- **作成内容**
以下の資料で「label」という文字列を含む行を数え、その行数のみを答えてください。大文字と小文字は区別します。

- **課題の資料**
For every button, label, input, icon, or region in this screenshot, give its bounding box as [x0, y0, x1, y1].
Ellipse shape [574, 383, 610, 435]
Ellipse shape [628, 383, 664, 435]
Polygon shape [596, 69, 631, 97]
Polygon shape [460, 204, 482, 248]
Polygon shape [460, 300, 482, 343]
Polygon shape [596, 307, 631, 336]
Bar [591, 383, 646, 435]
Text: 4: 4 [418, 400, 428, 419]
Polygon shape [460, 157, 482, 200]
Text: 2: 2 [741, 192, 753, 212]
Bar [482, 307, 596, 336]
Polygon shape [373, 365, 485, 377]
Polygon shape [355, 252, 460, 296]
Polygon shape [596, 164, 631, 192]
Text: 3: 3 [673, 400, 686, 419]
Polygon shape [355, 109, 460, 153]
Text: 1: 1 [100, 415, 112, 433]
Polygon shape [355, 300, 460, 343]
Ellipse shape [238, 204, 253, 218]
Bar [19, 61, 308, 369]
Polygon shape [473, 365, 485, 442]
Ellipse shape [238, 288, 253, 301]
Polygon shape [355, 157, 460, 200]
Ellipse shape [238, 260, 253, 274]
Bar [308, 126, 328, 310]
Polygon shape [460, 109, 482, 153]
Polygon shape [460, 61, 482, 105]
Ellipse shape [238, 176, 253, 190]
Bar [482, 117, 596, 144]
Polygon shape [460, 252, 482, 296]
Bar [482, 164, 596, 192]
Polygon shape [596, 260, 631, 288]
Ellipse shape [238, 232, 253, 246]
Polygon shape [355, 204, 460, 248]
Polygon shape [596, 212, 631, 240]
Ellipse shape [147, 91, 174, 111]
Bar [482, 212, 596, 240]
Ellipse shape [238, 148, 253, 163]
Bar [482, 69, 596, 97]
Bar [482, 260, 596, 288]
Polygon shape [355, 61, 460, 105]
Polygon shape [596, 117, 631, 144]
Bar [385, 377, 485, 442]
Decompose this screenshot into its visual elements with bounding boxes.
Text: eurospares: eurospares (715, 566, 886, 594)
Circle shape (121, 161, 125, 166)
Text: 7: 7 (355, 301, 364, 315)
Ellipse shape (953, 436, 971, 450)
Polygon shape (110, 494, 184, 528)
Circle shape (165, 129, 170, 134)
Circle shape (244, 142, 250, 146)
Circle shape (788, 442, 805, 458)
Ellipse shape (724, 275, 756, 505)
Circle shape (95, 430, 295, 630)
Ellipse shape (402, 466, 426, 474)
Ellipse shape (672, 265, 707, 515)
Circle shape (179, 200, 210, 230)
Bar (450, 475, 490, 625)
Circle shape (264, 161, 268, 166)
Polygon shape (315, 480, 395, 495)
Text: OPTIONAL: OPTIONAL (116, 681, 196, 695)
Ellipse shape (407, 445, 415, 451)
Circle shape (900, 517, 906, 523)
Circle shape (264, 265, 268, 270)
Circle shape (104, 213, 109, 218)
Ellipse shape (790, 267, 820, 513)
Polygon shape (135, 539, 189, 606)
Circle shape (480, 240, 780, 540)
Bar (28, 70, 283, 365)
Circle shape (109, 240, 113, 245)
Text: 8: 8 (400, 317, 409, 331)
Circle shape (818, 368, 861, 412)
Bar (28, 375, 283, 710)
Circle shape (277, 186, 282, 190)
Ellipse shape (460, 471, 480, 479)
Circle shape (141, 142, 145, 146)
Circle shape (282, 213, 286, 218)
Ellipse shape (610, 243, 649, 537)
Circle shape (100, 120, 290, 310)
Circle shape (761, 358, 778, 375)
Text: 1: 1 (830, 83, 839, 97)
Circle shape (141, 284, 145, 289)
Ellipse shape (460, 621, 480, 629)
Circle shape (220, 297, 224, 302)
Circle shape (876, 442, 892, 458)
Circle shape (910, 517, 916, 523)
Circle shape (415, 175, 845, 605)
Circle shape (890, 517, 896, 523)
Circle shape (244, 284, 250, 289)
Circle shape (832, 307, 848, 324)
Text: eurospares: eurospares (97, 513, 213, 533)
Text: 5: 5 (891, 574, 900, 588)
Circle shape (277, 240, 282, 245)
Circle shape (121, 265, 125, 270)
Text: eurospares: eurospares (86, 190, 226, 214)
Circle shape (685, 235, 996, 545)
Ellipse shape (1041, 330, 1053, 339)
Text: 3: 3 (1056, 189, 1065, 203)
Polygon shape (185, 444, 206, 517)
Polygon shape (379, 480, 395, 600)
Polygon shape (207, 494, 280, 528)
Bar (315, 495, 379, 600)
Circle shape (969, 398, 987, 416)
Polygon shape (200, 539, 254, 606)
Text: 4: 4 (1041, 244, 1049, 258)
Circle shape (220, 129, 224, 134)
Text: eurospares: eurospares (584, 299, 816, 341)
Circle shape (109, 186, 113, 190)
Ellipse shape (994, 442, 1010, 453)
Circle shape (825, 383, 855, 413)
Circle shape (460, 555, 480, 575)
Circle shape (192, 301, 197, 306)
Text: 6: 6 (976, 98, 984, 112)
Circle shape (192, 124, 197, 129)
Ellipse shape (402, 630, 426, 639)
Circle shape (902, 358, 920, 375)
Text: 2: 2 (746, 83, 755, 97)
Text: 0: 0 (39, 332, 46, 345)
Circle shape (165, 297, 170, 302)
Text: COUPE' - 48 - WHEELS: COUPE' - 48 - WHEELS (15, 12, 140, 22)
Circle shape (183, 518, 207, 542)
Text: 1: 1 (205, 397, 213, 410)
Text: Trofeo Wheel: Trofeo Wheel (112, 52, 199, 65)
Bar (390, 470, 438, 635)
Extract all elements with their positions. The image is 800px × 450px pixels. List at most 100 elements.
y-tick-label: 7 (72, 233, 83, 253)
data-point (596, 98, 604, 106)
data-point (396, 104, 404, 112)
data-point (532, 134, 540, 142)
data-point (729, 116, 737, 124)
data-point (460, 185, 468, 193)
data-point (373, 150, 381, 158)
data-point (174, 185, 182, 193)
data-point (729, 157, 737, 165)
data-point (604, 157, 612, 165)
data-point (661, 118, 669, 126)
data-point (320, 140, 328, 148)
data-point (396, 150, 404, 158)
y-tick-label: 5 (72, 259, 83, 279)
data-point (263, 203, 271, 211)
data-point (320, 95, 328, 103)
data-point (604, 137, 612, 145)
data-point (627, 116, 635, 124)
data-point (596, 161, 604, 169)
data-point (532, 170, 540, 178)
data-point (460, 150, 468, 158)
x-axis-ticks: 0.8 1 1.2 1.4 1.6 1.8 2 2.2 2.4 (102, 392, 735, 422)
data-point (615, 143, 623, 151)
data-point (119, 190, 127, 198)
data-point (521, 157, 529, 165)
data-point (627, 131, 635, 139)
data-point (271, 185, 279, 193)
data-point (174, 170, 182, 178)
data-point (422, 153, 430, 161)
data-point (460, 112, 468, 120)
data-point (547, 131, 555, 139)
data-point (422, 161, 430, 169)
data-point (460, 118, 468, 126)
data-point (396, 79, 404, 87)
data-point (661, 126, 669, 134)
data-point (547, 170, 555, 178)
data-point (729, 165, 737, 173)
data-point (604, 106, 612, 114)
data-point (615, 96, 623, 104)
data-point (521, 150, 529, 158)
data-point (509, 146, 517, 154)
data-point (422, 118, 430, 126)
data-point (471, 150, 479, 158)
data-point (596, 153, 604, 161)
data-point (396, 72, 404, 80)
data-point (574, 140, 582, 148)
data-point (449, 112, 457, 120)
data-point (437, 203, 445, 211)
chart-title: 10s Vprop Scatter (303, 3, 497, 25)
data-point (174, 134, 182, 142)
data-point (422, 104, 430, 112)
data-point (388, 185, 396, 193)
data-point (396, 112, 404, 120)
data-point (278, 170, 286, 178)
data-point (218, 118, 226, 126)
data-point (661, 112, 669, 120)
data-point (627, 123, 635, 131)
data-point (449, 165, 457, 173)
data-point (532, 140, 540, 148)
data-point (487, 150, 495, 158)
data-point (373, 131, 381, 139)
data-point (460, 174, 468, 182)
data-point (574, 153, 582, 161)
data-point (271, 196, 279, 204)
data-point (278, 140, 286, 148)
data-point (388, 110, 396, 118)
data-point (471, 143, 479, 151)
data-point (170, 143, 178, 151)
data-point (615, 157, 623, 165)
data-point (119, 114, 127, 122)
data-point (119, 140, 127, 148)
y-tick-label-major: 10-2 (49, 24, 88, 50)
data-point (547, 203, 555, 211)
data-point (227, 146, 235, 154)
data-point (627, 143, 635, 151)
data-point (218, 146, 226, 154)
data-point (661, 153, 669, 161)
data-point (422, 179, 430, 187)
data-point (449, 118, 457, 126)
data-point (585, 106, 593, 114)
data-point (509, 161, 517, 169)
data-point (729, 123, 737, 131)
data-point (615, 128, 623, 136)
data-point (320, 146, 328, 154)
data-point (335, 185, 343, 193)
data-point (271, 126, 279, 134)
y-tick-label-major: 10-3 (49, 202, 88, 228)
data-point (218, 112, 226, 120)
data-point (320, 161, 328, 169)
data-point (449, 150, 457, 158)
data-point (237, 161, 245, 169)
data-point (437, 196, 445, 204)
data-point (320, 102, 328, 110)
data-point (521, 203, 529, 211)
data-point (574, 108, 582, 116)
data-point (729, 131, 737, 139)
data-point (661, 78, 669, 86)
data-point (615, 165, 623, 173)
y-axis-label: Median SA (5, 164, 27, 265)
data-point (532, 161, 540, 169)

- **回答**
6